WORK INSTRUCTION 1: Return the adoption profile passage from "Michelle has worked" to "heart for animals." word for word.
WORK INSTRUCTION 2: Continue the adoption profile about Michelle, Josh, and Zak, picking up right after its last sentence.

PAGE EXCERPT:
□ □ □ □

Michelle has worked with babies and children since she was in middle school.  She is a college mathematics instructor, tutor, stay-at-home mom, and loves spending time with her son, nieces, and of course Josh and their dog.  She was also a nursing student for two years.  Michelle has a Bachelor’s Degree in Applied Mathematics, a Master’s Degree in Instructional Leadership: Mathematics Education, and is a certified teacher.  She enjoys arts/music and playing the flute and piccolo, playing games (video/board/card games, puzzles, etc.), reading, jazzercise, ceramics, and she has a special place in her heart for animals.

Our Child

We have a son named Zak who was adopted in 2018 through Adoption by Choice.  He is our only child, and he turned two years old in January 2020.  He is sweet, smart, well-mannered, playful, and the center of our lives (just as another child would also be).  Our desire is to provide a life for children in which they have a sibling (brother or sister) to grow up with, be buddies, have a best friend for life, and to never be lonely.  Josh is an only child, and he wants to provide Zak and another child what he didn't have growing up and doesn't have now (a sibling), especially with being adopted.  We plan to only have two children, so baby number two will be the "baby" of the family.  We will prepare Zak to be gentle with him or her, as well as helpful.  He/she would have a loving older brother to teach him or her many things!  Every time Zak sees a baby, he is really interested and says "I see a baby" - points to and smiles at them.

□ □ □ □

EXTRACTED ENTRIES:
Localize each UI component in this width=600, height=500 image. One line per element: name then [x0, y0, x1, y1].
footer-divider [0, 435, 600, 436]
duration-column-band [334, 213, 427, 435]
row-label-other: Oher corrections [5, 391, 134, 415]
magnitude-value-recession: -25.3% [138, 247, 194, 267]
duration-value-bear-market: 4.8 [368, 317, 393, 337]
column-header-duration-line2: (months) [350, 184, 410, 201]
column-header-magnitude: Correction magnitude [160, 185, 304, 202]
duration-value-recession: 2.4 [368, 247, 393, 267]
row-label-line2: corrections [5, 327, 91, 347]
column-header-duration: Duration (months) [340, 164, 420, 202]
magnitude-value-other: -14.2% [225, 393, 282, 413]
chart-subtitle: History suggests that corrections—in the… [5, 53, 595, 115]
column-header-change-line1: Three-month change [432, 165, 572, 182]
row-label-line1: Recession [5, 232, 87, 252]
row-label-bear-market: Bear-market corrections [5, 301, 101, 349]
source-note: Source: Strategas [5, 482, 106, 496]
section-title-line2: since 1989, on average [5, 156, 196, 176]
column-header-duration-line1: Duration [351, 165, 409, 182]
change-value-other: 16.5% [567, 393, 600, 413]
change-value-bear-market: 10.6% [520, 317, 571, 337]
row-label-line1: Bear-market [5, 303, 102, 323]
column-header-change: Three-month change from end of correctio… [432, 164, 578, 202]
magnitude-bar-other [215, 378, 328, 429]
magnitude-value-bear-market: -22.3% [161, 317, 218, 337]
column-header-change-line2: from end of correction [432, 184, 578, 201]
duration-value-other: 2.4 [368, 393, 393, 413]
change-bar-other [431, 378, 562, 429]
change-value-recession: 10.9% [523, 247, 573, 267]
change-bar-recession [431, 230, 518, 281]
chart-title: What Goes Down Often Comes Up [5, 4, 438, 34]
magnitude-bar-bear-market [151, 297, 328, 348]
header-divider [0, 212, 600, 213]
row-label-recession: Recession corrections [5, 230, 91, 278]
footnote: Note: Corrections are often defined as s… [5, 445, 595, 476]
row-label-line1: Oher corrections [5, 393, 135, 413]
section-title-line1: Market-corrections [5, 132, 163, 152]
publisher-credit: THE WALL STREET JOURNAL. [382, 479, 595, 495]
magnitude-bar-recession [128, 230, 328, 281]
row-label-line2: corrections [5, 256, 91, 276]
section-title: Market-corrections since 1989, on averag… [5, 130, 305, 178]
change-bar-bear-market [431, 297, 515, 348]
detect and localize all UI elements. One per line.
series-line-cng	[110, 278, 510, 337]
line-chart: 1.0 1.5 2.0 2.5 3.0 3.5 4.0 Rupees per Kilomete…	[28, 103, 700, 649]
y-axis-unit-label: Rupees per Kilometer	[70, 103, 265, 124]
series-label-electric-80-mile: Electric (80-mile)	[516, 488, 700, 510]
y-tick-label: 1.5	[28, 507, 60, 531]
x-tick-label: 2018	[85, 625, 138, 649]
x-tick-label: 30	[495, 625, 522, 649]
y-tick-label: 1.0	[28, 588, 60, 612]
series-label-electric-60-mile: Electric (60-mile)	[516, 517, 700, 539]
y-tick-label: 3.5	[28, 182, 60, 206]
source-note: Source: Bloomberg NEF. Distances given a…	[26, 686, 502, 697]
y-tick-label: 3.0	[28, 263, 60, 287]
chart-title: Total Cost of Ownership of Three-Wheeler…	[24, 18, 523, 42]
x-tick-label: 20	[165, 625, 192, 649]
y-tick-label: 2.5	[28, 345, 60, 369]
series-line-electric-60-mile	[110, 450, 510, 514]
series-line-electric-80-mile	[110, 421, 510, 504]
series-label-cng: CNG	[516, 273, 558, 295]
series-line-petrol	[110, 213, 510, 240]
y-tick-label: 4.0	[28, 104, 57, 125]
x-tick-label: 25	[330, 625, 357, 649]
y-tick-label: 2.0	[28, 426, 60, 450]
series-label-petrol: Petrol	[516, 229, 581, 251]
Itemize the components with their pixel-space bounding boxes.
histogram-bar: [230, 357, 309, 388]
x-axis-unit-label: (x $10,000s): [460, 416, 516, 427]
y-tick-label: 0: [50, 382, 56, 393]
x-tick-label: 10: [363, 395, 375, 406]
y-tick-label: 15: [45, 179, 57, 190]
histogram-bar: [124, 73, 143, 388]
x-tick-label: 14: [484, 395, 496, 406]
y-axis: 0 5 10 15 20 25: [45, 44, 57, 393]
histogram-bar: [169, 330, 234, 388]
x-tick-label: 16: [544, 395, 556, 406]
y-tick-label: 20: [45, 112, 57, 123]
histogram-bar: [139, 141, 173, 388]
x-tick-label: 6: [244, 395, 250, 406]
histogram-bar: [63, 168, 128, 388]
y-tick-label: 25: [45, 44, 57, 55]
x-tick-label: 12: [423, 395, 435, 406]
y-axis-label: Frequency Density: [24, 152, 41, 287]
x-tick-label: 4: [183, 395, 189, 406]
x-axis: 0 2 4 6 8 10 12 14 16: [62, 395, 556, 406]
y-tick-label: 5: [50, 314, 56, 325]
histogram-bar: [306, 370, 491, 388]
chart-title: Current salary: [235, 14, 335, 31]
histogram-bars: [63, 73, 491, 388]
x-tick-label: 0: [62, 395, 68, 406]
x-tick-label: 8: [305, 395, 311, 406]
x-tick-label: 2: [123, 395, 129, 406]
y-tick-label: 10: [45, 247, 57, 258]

□ □ □ □

EXERCISE RESULT 1:
Michelle has worked with babies and children since she was in middle school.  She is a college mathematics instructor, tutor, stay-at-home mom, and loves spending time with her son, nieces, and of course Josh and their dog.  She was also a nursing student for two years.  Michelle has a Bachelor’s Degree in Applied Mathematics, a Master’s Degree in Instructional Leadership: Mathematics Education, and is a certified teacher.  She enjoys arts/music and playing the flute and piccolo, playing games (video/board/card games, puzzles, etc.), reading, jazzercise, ceramics, and she has a special place in her heart for animals.

EXERCISE RESULT 2:
Our Beginning

We first met in 2004 through a mutual acquaintance while Michelle was attending nursing school and Josh was a sophomore in college.  We began dating a few months after meeting and have been inseparable ever since.  We became engaged in July 2009 (with Josh spelling out “Will You Marry Me?” using 195 tealight candles) and got married on a beautiful September day in 2010.  We lived together for two years in a condo with our fur baby Ralphy before purchasing our current home in 2011. 

Our Lives Together

Josh works full-time in the city, and Michelle teaches part-time at a college (two half-days per week) so that she can be a stay-at-home mom.  We believe in open, gentle communication with each other and with Zak, and we value each other and our loved ones very much.  Our home will always be a place of safety and comfort, and our children will always be able to come to us in good times and bad.  We are looking forward to introducing a second child to many fun activities!  We love to explore all kinds of things and places, and we can't wait to share these experiences with him/her.  We also enjoy going on vacation, story time at local libraries, taking family walks, and visiting indoor play places, museums, the zoo, etc. as well.

Our Families

Our families are of the utmost importance to us.  We are very close with both sets of parents, they have shaped us into the people we are today.  They absolutely love being grandparents and cannot wait to have another grandchild.  Once we are blessed with a second child, Michelle will teach only one course per semester.  During that time, her mom/parents will babysit both children.  Josh’s parents also enjoy babysitting, especially when we attend yoga once a week, and will continue to do so.  Josh is an only child, but Michelle has one older sister who is married with two daughters.  We are extremely close with them, especially our nieces (who are in high school).  We celebrate every holiday with our families, and we cannot wait to have the opportunity to share those special moments with two children.  Our nieces are really excited (and ask all the time) about when they will have another cousin to take care of and play with.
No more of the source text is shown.